▶ [Work to be completed] Copy each line exactly.

>> START Rows

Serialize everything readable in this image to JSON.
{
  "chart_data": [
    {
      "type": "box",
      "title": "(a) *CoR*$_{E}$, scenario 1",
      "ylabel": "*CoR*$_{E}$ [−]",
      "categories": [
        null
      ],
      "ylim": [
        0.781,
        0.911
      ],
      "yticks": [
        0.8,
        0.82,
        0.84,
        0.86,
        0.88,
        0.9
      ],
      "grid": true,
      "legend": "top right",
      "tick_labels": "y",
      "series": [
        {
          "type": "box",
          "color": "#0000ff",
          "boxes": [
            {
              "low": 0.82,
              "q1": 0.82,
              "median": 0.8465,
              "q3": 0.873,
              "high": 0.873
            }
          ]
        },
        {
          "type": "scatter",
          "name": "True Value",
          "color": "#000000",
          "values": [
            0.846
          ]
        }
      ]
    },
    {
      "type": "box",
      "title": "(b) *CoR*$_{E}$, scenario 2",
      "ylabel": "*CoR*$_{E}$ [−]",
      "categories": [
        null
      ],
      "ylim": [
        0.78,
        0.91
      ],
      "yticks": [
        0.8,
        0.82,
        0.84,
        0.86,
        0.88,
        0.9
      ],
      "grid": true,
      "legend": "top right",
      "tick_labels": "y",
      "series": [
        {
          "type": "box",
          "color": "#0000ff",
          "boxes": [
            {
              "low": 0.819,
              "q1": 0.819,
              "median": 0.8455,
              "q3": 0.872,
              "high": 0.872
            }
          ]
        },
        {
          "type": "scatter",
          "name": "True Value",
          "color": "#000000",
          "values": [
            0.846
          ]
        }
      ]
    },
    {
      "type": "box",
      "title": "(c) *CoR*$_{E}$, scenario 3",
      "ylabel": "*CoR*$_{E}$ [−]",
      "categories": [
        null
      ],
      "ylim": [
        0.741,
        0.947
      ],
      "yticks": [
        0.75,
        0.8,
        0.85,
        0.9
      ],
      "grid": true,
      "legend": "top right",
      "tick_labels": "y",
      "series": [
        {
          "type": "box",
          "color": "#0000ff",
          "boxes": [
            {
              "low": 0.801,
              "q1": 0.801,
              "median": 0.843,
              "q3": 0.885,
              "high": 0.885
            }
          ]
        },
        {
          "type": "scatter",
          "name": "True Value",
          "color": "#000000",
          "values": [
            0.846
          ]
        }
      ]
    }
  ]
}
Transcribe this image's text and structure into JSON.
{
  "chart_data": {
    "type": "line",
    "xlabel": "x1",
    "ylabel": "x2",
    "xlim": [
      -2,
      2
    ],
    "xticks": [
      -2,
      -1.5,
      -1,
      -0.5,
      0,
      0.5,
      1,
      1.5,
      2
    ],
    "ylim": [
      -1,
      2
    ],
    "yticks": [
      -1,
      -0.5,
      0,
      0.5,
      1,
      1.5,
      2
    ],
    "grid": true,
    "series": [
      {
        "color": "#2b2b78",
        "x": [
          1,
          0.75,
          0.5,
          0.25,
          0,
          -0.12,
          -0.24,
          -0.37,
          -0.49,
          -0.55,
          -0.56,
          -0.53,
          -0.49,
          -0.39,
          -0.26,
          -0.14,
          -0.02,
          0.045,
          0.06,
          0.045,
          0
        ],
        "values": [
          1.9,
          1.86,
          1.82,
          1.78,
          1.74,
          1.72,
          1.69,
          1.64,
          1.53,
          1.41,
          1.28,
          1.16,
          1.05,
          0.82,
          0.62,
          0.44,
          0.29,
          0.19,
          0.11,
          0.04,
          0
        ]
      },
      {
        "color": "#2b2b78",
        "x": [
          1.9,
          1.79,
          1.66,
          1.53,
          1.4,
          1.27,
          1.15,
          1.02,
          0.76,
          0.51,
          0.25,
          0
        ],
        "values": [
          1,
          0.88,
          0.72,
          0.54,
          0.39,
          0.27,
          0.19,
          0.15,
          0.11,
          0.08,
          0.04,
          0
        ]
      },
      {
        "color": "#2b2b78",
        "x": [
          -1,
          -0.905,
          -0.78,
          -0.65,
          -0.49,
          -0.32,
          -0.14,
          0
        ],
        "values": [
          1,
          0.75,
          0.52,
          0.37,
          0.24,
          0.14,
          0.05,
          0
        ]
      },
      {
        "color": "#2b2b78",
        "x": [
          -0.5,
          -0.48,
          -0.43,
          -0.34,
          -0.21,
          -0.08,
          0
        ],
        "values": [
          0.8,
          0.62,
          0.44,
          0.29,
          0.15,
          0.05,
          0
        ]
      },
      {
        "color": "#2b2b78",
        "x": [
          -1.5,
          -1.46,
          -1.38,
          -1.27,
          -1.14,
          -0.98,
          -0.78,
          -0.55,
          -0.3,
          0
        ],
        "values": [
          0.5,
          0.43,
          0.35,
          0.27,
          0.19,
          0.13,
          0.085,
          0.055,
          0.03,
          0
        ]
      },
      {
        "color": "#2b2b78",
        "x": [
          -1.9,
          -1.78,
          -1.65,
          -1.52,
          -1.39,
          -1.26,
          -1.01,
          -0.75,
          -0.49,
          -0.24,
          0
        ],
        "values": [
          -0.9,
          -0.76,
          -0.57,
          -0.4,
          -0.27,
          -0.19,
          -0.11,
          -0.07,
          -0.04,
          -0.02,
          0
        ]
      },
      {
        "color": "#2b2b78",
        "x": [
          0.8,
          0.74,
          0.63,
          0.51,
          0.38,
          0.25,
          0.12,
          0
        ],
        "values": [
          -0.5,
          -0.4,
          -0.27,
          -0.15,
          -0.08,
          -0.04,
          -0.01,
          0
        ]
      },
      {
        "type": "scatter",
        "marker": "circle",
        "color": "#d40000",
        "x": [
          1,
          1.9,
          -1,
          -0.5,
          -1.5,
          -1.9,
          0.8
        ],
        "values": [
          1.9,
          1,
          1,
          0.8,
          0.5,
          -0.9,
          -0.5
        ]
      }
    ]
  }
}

>> END Rows

▶ [Answer to this problem]
Serialize everything readable in this image to JSON.
{
  "chart_data": [
    {
      "type": "box",
      "title": "(a) *CoR*$_{E}$, scenario 1",
      "ylabel": "*CoR*$_{E}$ [−]",
      "categories": [
        null
      ],
      "ylim": [
        0.781,
        0.911
      ],
      "yticks": [
        0.8,
        0.82,
        0.84,
        0.86,
        0.88,
        0.9
      ],
      "grid": true,
      "legend": "top right",
      "tick_labels": "y",
      "series": [
        {
          "type": "box",
          "color": "#0000ff",
          "boxes": [
            {
              "low": 0.82,
              "q1": 0.82,
              "median": 0.8465,
              "q3": 0.873,
              "high": 0.873
            }
          ]
        },
        {
          "type": "scatter",
          "name": "True Value",
          "color": "#000000",
          "values": [
            0.846
          ]
        }
      ]
    },
    {
      "type": "box",
      "title": "(b) *CoR*$_{E}$, scenario 2",
      "ylabel": "*CoR*$_{E}$ [−]",
      "categories": [
        null
      ],
      "ylim": [
        0.78,
        0.91
      ],
      "yticks": [
        0.8,
        0.82,
        0.84,
        0.86,
        0.88,
        0.9
      ],
      "grid": true,
      "legend": "top right",
      "tick_labels": "y",
      "series": [
        {
          "type": "box",
          "color": "#0000ff",
          "boxes": [
            {
              "low": 0.819,
              "q1": 0.819,
              "median": 0.8455,
              "q3": 0.872,
              "high": 0.872
            }
          ]
        },
        {
          "type": "scatter",
          "name": "True Value",
          "color": "#000000",
          "values": [
            0.846
          ]
        }
      ]
    },
    {
      "type": "box",
      "title": "(c) *CoR*$_{E}$, scenario 3",
      "ylabel": "*CoR*$_{E}$ [−]",
      "categories": [
        null
      ],
      "ylim": [
        0.741,
        0.947
      ],
      "yticks": [
        0.75,
        0.8,
        0.85,
        0.9
      ],
      "grid": true,
      "legend": "top right",
      "tick_labels": "y",
      "series": [
        {
          "type": "box",
          "color": "#0000ff",
          "boxes": [
            {
              "low": 0.801,
              "q1": 0.801,
              "median": 0.843,
              "q3": 0.885,
              "high": 0.885
            }
          ]
        },
        {
          "type": "scatter",
          "name": "True Value",
          "color": "#000000",
          "values": [
            0.846
          ]
        }
      ]
    }
  ]
}
Transcribe this image's text and structure into JSON.
{
  "chart_data": {
    "type": "line",
    "xlabel": "x1",
    "ylabel": "x2",
    "xlim": [
      -2,
      2
    ],
    "xticks": [
      -2,
      -1.5,
      -1,
      -0.5,
      0,
      0.5,
      1,
      1.5,
      2
    ],
    "ylim": [
      -1,
      2
    ],
    "yticks": [
      -1,
      -0.5,
      0,
      0.5,
      1,
      1.5,
      2
    ],
    "grid": true,
    "series": [
      {
        "color": "#2b2b78",
        "x": [
          1,
          0.75,
          0.5,
          0.25,
          0,
          -0.12,
          -0.24,
          -0.37,
          -0.49,
          -0.55,
          -0.56,
          -0.53,
          -0.49,
          -0.39,
          -0.26,
          -0.14,
          -0.02,
          0.045,
          0.06,
          0.045,
          0
        ],
        "values": [
          1.9,
          1.86,
          1.82,
          1.78,
          1.74,
          1.72,
          1.69,
          1.64,
          1.53,
          1.41,
          1.28,
          1.16,
          1.05,
          0.82,
          0.62,
          0.44,
          0.29,
          0.19,
          0.11,
          0.04,
          0
        ]
      },
      {
        "color": "#2b2b78",
        "x": [
          1.9,
          1.79,
          1.66,
          1.53,
          1.4,
          1.27,
          1.15,
          1.02,
          0.76,
          0.51,
          0.25,
          0
        ],
        "values": [
          1,
          0.88,
          0.72,
          0.54,
          0.39,
          0.27,
          0.19,
          0.15,
          0.11,
          0.08,
          0.04,
          0
        ]
      },
      {
        "color": "#2b2b78",
        "x": [
          -1,
          -0.905,
          -0.78,
          -0.65,
          -0.49,
          -0.32,
          -0.14,
          0
        ],
        "values": [
          1,
          0.75,
          0.52,
          0.37,
          0.24,
          0.14,
          0.05,
          0
        ]
      },
      {
        "color": "#2b2b78",
        "x": [
          -0.5,
          -0.48,
          -0.43,
          -0.34,
          -0.21,
          -0.08,
          0
        ],
        "values": [
          0.8,
          0.62,
          0.44,
          0.29,
          0.15,
          0.05,
          0
        ]
      },
      {
        "color": "#2b2b78",
        "x": [
          -1.5,
          -1.46,
          -1.38,
          -1.27,
          -1.14,
          -0.98,
          -0.78,
          -0.55,
          -0.3,
          0
        ],
        "values": [
          0.5,
          0.43,
          0.35,
          0.27,
          0.19,
          0.13,
          0.085,
          0.055,
          0.03,
          0
        ]
      },
      {
        "color": "#2b2b78",
        "x": [
          -1.9,
          -1.78,
          -1.65,
          -1.52,
          -1.39,
          -1.26,
          -1.01,
          -0.75,
          -0.49,
          -0.24,
          0
        ],
        "values": [
          -0.9,
          -0.76,
          -0.57,
          -0.4,
          -0.27,
          -0.19,
          -0.11,
          -0.07,
          -0.04,
          -0.02,
          0
        ]
      },
      {
        "color": "#2b2b78",
        "x": [
          0.8,
          0.74,
          0.63,
          0.51,
          0.38,
          0.25,
          0.12,
          0
        ],
        "values": [
          -0.5,
          -0.4,
          -0.27,
          -0.15,
          -0.08,
          -0.04,
          -0.01,
          0
        ]
      },
      {
        "type": "scatter",
        "marker": "circle",
        "color": "#d40000",
        "x": [
          1,
          1.9,
          -1,
          -0.5,
          -1.5,
          -1.9,
          0.8
        ],
        "values": [
          1.9,
          1,
          1,
          0.8,
          0.5,
          -0.9,
          -0.5
        ]
      }
    ]
  }
}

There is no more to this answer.